>> start PROVIDED MATERIAL

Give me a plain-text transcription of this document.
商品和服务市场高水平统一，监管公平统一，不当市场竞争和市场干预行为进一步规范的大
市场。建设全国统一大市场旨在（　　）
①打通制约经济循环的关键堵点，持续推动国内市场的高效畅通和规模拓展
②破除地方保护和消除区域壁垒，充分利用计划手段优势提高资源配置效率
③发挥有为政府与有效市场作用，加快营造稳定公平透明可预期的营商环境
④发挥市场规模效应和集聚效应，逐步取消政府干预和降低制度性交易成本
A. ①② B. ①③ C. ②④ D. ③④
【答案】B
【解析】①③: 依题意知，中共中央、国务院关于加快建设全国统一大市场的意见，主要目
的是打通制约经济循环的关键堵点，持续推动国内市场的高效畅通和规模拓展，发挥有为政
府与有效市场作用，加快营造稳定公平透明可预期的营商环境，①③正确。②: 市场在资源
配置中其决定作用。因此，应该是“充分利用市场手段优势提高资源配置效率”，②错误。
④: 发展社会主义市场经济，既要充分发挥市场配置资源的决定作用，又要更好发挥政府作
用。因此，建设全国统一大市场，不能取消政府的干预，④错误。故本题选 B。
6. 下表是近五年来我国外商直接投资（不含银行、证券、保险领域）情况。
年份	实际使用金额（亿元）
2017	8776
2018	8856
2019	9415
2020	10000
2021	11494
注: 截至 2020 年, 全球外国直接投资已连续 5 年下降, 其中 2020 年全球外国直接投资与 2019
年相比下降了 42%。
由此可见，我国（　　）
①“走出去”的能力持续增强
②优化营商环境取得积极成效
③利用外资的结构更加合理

>> end PROVIDED MATERIAL

Please return the data above exactly as given.

Give me a plain-text transcription of this document.
商品和服务市场高水平统一，监管公平统一，不当市场竞争和市场干预行为进一步规范的大
市场。建设全国统一大市场旨在（　　）
①打通制约经济循环的关键堵点，持续推动国内市场的高效畅通和规模拓展
②破除地方保护和消除区域壁垒，充分利用计划手段优势提高资源配置效率
③发挥有为政府与有效市场作用，加快营造稳定公平透明可预期的营商环境
④发挥市场规模效应和集聚效应，逐步取消政府干预和降低制度性交易成本
A. ①② B. ①③ C. ②④ D. ③④
【答案】B
【解析】①③: 依题意知，中共中央、国务院关于加快建设全国统一大市场的意见，主要目
的是打通制约经济循环的关键堵点，持续推动国内市场的高效畅通和规模拓展，发挥有为政
府与有效市场作用，加快营造稳定公平透明可预期的营商环境，①③正确。②: 市场在资源
配置中其决定作用。因此，应该是“充分利用市场手段优势提高资源配置效率”，②错误。
④: 发展社会主义市场经济，既要充分发挥市场配置资源的决定作用，又要更好发挥政府作
用。因此，建设全国统一大市场，不能取消政府的干预，④错误。故本题选 B。
6. 下表是近五年来我国外商直接投资（不含银行、证券、保险领域）情况。
年份	实际使用金额（亿元）
2017	8776
2018	8856
2019	9415
2020	10000
2021	11494
注: 截至 2020 年, 全球外国直接投资已连续 5 年下降, 其中 2020 年全球外国直接投资与 2019
年相比下降了 42%。
由此可见，我国（　　）
①“走出去”的能力持续增强
②优化营商环境取得积极成效
③利用外资的结构更加合理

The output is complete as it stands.